Written task: Count the lines below that contain "الـزملاء". Give only the number.

Dataset records:
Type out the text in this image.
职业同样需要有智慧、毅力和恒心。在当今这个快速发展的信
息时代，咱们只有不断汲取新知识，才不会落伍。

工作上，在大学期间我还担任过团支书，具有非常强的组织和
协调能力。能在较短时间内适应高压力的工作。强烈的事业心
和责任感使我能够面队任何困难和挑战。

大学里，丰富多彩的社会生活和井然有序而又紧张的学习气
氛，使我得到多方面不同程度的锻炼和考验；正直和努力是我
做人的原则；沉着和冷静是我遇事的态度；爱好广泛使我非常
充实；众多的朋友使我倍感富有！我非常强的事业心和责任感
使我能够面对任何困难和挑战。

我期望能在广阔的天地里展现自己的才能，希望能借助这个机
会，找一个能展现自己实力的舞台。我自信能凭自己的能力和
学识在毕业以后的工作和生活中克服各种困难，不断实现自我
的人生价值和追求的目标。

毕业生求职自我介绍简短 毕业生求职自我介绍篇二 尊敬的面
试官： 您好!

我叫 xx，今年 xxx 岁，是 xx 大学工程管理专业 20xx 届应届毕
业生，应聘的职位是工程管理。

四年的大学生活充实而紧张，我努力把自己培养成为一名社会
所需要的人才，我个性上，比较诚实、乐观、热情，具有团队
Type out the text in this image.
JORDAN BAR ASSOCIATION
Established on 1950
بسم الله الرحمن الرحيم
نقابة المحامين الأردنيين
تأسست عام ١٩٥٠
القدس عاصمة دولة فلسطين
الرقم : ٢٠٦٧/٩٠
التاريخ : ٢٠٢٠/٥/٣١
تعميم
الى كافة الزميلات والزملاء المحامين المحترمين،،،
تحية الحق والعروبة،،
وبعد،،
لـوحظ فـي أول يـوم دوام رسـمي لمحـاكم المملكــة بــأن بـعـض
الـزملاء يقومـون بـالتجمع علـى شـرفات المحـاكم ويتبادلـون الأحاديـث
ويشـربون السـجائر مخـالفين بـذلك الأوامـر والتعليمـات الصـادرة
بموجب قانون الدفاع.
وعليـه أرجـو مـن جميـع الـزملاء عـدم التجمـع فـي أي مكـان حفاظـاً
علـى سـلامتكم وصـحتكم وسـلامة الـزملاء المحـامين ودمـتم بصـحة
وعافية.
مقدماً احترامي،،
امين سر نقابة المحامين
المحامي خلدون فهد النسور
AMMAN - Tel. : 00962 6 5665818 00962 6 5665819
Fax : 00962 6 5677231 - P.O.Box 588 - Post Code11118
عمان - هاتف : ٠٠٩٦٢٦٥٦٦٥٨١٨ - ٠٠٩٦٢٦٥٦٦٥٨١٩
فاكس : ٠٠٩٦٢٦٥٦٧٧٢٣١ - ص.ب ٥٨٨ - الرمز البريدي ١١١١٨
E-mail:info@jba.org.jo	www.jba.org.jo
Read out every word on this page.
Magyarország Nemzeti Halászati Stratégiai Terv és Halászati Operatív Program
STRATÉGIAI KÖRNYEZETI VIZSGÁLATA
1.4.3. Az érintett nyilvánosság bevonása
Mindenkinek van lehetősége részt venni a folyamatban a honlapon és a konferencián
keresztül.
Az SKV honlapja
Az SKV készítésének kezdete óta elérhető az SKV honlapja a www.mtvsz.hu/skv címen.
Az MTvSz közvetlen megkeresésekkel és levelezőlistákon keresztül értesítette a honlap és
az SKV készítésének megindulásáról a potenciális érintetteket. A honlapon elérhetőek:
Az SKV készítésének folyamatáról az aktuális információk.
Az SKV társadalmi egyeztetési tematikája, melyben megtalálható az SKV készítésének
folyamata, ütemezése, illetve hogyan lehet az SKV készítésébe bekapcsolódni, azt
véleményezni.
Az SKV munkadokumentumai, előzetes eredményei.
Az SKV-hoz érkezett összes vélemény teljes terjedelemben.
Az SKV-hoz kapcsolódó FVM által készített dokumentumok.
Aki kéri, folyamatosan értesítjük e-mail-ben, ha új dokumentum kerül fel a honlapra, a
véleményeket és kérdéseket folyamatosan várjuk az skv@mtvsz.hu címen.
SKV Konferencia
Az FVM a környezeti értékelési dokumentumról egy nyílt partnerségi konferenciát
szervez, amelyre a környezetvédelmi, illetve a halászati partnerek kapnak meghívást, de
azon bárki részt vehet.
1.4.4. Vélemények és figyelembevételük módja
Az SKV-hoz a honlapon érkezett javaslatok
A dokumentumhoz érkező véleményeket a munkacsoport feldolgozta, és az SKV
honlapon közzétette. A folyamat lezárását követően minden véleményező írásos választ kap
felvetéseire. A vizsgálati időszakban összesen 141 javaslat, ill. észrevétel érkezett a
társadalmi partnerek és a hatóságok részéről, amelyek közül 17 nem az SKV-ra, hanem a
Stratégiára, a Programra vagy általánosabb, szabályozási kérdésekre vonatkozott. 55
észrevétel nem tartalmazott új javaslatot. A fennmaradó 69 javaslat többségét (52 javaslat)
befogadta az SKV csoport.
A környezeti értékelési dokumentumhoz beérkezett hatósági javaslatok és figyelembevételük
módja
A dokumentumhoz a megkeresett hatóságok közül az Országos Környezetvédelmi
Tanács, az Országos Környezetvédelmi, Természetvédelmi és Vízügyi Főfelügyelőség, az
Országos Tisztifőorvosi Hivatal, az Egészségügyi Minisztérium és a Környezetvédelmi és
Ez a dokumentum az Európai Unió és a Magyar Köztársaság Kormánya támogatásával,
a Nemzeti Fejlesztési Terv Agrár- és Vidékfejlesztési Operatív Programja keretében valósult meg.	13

Reply to the exercise: 3